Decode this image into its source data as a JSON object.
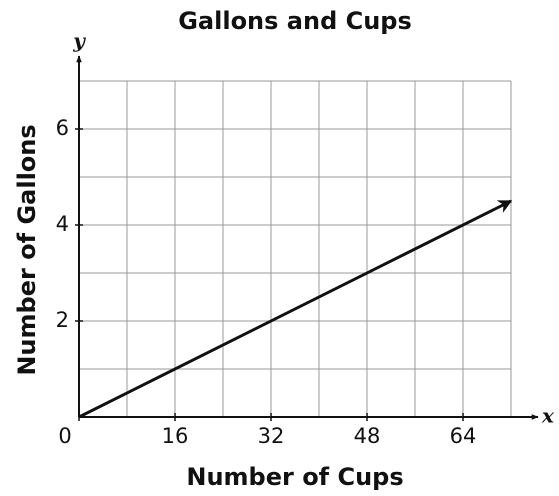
{
  "chart_data": {
    "type": "line",
    "title": "Gallons and Cups",
    "x_label": "Number of Cups",
    "y_label": "Number of Gallons",
    "x_var": "x",
    "y_var": "y",
    "x": [
      0,
      72
    ],
    "series": [
      {
        "color": "#111111",
        "values": [
          0,
          4.5
        ]
      }
    ],
    "xlim": [
      0,
      72
    ],
    "ylim": [
      0,
      7
    ],
    "xticks": [
      0,
      16,
      32,
      48,
      64
    ],
    "yticks": [
      2,
      4,
      6
    ],
    "xgrid": [
      8,
      16,
      24,
      32,
      40,
      48,
      56,
      64,
      72
    ],
    "ygrid": [
      1,
      2,
      3,
      4,
      5,
      6,
      7
    ],
    "grid": true
  }
}
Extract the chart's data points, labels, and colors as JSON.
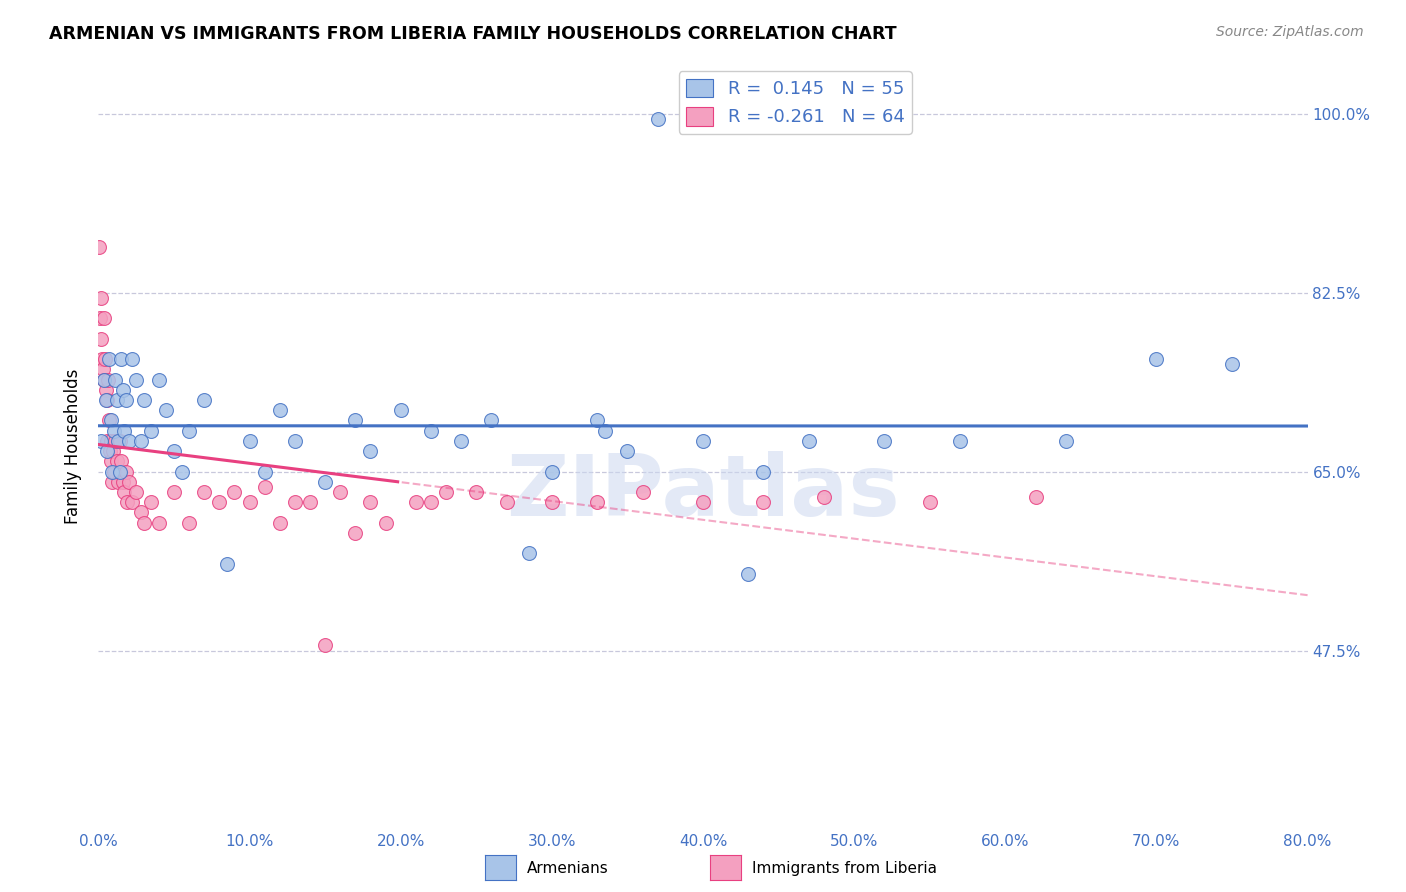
{
  "title": "ARMENIAN VS IMMIGRANTS FROM LIBERIA FAMILY HOUSEHOLDS CORRELATION CHART",
  "source": "Source: ZipAtlas.com",
  "ylabel": "Family Households",
  "x_min": 0.0,
  "x_max": 80.0,
  "y_min": 30.0,
  "y_max": 105.0,
  "y_ticks": [
    47.5,
    65.0,
    82.5,
    100.0
  ],
  "x_ticks": [
    0.0,
    10.0,
    20.0,
    30.0,
    40.0,
    50.0,
    60.0,
    70.0,
    80.0
  ],
  "r_armenian": 0.145,
  "n_armenian": 55,
  "r_liberia": -0.261,
  "n_liberia": 64,
  "color_armenian": "#a8c4e8",
  "color_liberia": "#f4a0c0",
  "color_trend_armenian": "#4472c4",
  "color_trend_liberia": "#e84080",
  "color_axis_right": "#4472c4",
  "background_color": "#ffffff",
  "grid_color": "#c8c8dc",
  "armenian_x": [
    0.2,
    0.4,
    0.5,
    0.6,
    0.7,
    0.8,
    0.9,
    1.0,
    1.1,
    1.2,
    1.3,
    1.4,
    1.5,
    1.6,
    1.7,
    1.8,
    2.0,
    2.2,
    2.5,
    2.8,
    3.0,
    3.5,
    4.0,
    4.5,
    5.0,
    5.5,
    6.0,
    7.0,
    8.5,
    10.0,
    11.0,
    12.0,
    13.0,
    15.0,
    17.0,
    18.0,
    20.0,
    22.0,
    24.0,
    26.0,
    28.5,
    30.0,
    33.0,
    35.0,
    37.0,
    40.0,
    43.0,
    33.5,
    44.0,
    47.0,
    52.0,
    57.0,
    64.0,
    70.0,
    75.0
  ],
  "armenian_y": [
    68.0,
    74.0,
    72.0,
    67.0,
    76.0,
    70.0,
    65.0,
    69.0,
    74.0,
    72.0,
    68.0,
    65.0,
    76.0,
    73.0,
    69.0,
    72.0,
    68.0,
    76.0,
    74.0,
    68.0,
    72.0,
    69.0,
    74.0,
    71.0,
    67.0,
    65.0,
    69.0,
    72.0,
    56.0,
    68.0,
    65.0,
    71.0,
    68.0,
    64.0,
    70.0,
    67.0,
    71.0,
    69.0,
    68.0,
    70.0,
    57.0,
    65.0,
    70.0,
    67.0,
    99.5,
    68.0,
    55.0,
    69.0,
    65.0,
    68.0,
    68.0,
    68.0,
    68.0,
    76.0,
    75.5
  ],
  "liberia_x": [
    0.05,
    0.1,
    0.15,
    0.2,
    0.25,
    0.3,
    0.35,
    0.4,
    0.45,
    0.5,
    0.55,
    0.6,
    0.65,
    0.7,
    0.75,
    0.8,
    0.85,
    0.9,
    0.95,
    1.0,
    1.1,
    1.2,
    1.3,
    1.4,
    1.5,
    1.6,
    1.7,
    1.8,
    1.9,
    2.0,
    2.2,
    2.5,
    2.8,
    3.0,
    3.5,
    4.0,
    5.0,
    6.0,
    7.0,
    8.0,
    9.0,
    10.0,
    11.0,
    12.0,
    13.0,
    14.0,
    15.0,
    16.0,
    17.0,
    18.0,
    19.0,
    21.0,
    22.0,
    23.0,
    25.0,
    27.0,
    30.0,
    33.0,
    36.0,
    40.0,
    44.0,
    48.0,
    55.0,
    62.0
  ],
  "liberia_y": [
    87.0,
    80.0,
    78.0,
    82.0,
    76.0,
    75.0,
    80.0,
    74.0,
    76.0,
    73.0,
    72.0,
    68.0,
    74.0,
    70.0,
    67.0,
    66.0,
    68.0,
    64.0,
    67.0,
    65.0,
    68.0,
    66.0,
    64.0,
    68.0,
    66.0,
    64.0,
    63.0,
    65.0,
    62.0,
    64.0,
    62.0,
    63.0,
    61.0,
    60.0,
    62.0,
    60.0,
    63.0,
    60.0,
    63.0,
    62.0,
    63.0,
    62.0,
    63.5,
    60.0,
    62.0,
    62.0,
    48.0,
    63.0,
    59.0,
    62.0,
    60.0,
    62.0,
    62.0,
    63.0,
    63.0,
    62.0,
    62.0,
    62.0,
    63.0,
    62.0,
    62.0,
    62.5,
    62.0,
    62.5
  ],
  "trend_liberia_solid_end": 20.0,
  "watermark": "ZIPatlas"
}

------------------------------------------------------------------------

Exercise brief » Search the lines for "Gallons". Copy each line that has it.

Correct output »
    "title": "Gallons and Cups",
    "y_label": "Number of Gallons",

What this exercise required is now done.